YOUR OBJECTIVE: Rewrite all of the entries below with each occurrence of "row-label" changed to "field-label", leaving everything else as it is.

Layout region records
####

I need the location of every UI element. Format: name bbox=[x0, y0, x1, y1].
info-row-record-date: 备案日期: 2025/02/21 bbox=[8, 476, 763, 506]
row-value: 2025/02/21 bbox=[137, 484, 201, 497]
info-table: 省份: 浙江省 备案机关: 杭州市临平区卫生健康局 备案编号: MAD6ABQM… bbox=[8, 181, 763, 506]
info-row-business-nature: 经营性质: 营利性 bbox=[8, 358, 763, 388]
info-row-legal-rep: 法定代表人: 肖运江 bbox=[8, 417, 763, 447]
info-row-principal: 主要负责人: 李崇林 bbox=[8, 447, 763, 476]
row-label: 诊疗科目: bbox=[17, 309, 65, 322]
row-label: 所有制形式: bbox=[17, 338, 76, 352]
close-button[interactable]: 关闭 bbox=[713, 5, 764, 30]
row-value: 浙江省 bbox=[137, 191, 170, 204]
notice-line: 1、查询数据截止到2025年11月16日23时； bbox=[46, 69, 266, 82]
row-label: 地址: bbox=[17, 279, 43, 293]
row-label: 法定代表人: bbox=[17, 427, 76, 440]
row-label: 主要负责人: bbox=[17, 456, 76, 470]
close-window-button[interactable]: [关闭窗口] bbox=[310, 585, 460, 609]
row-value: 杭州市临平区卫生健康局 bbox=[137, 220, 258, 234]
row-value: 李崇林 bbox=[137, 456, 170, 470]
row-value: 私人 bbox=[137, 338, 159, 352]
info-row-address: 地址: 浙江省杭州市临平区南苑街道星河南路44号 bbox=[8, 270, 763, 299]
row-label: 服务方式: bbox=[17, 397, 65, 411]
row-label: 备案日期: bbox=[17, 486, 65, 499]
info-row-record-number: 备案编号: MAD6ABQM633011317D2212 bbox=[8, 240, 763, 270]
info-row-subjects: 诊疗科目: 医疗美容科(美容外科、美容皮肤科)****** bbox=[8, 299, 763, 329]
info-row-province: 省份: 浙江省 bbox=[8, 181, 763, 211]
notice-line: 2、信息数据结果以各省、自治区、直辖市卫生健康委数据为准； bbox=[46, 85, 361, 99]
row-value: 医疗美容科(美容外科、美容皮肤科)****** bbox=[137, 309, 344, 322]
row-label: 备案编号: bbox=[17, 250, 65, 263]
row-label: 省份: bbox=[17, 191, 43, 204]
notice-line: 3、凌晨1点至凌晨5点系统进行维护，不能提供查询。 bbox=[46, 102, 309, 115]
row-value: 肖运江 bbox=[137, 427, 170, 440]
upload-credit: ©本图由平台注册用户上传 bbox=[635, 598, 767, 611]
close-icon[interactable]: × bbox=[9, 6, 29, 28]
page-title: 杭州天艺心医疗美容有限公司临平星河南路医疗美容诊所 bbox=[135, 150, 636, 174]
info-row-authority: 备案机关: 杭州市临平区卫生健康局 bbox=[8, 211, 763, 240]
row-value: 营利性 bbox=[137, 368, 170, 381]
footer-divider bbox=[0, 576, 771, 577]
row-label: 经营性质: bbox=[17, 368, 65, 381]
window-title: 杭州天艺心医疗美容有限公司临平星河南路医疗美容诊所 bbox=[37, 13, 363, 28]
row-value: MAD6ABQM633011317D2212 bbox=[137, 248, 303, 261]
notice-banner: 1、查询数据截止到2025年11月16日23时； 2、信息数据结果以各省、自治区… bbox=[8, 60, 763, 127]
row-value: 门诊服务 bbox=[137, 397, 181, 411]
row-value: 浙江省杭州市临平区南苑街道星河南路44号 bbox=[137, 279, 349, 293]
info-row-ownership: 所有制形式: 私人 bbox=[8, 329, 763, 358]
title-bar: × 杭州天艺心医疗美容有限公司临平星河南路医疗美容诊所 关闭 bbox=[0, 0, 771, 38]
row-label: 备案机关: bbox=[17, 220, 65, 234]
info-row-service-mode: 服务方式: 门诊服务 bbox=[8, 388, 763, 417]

####

OUTPUT FOR THIS EXERCISE:
I need the location of every UI element. Format: name bbox=[x0, y0, x1, y1].
info-row-record-date: 备案日期: 2025/02/21 bbox=[8, 476, 763, 506]
row-value: 2025/02/21 bbox=[137, 484, 201, 497]
info-table: 省份: 浙江省 备案机关: 杭州市临平区卫生健康局 备案编号: MAD6ABQM… bbox=[8, 181, 763, 506]
info-row-business-nature: 经营性质: 营利性 bbox=[8, 358, 763, 388]
info-row-legal-rep: 法定代表人: 肖运江 bbox=[8, 417, 763, 447]
info-row-principal: 主要负责人: 李崇林 bbox=[8, 447, 763, 476]
field-label: 诊疗科目: bbox=[17, 309, 65, 322]
field-label: 所有制形式: bbox=[17, 338, 76, 352]
close-button[interactable]: 关闭 bbox=[713, 5, 764, 30]
row-value: 浙江省 bbox=[137, 191, 170, 204]
notice-line: 1、查询数据截止到2025年11月16日23时； bbox=[46, 69, 266, 82]
field-label: 地址: bbox=[17, 279, 43, 293]
field-label: 法定代表人: bbox=[17, 427, 76, 440]
field-label: 主要负责人: bbox=[17, 456, 76, 470]
close-window-button[interactable]: [关闭窗口] bbox=[310, 585, 460, 609]
row-value: 杭州市临平区卫生健康局 bbox=[137, 220, 258, 234]
row-value: 李崇林 bbox=[137, 456, 170, 470]
row-value: 私人 bbox=[137, 338, 159, 352]
info-row-address: 地址: 浙江省杭州市临平区南苑街道星河南路44号 bbox=[8, 270, 763, 299]
field-label: 服务方式: bbox=[17, 397, 65, 411]
field-label: 备案日期: bbox=[17, 486, 65, 499]
info-row-record-number: 备案编号: MAD6ABQM633011317D2212 bbox=[8, 240, 763, 270]
info-row-subjects: 诊疗科目: 医疗美容科(美容外科、美容皮肤科)****** bbox=[8, 299, 763, 329]
info-row-province: 省份: 浙江省 bbox=[8, 181, 763, 211]
notice-line: 2、信息数据结果以各省、自治区、直辖市卫生健康委数据为准； bbox=[46, 85, 361, 99]
row-value: 医疗美容科(美容外科、美容皮肤科)****** bbox=[137, 309, 344, 322]
field-label: 备案编号: bbox=[17, 250, 65, 263]
field-label: 省份: bbox=[17, 191, 43, 204]
notice-line: 3、凌晨1点至凌晨5点系统进行维护，不能提供查询。 bbox=[46, 102, 309, 115]
row-value: 肖运江 bbox=[137, 427, 170, 440]
upload-credit: ©本图由平台注册用户上传 bbox=[635, 598, 767, 611]
close-icon[interactable]: × bbox=[9, 6, 29, 28]
page-title: 杭州天艺心医疗美容有限公司临平星河南路医疗美容诊所 bbox=[135, 150, 636, 174]
info-row-authority: 备案机关: 杭州市临平区卫生健康局 bbox=[8, 211, 763, 240]
row-value: 营利性 bbox=[137, 368, 170, 381]
footer-divider bbox=[0, 576, 771, 577]
field-label: 经营性质: bbox=[17, 368, 65, 381]
window-title: 杭州天艺心医疗美容有限公司临平星河南路医疗美容诊所 bbox=[37, 13, 363, 28]
row-value: MAD6ABQM633011317D2212 bbox=[137, 248, 303, 261]
notice-banner: 1、查询数据截止到2025年11月16日23时； 2、信息数据结果以各省、自治区… bbox=[8, 60, 763, 127]
row-value: 门诊服务 bbox=[137, 397, 181, 411]
row-value: 浙江省杭州市临平区南苑街道星河南路44号 bbox=[137, 279, 349, 293]
info-row-ownership: 所有制形式: 私人 bbox=[8, 329, 763, 358]
title-bar: × 杭州天艺心医疗美容有限公司临平星河南路医疗美容诊所 关闭 bbox=[0, 0, 771, 38]
field-label: 备案机关: bbox=[17, 220, 65, 234]
info-row-service-mode: 服务方式: 门诊服务 bbox=[8, 388, 763, 417]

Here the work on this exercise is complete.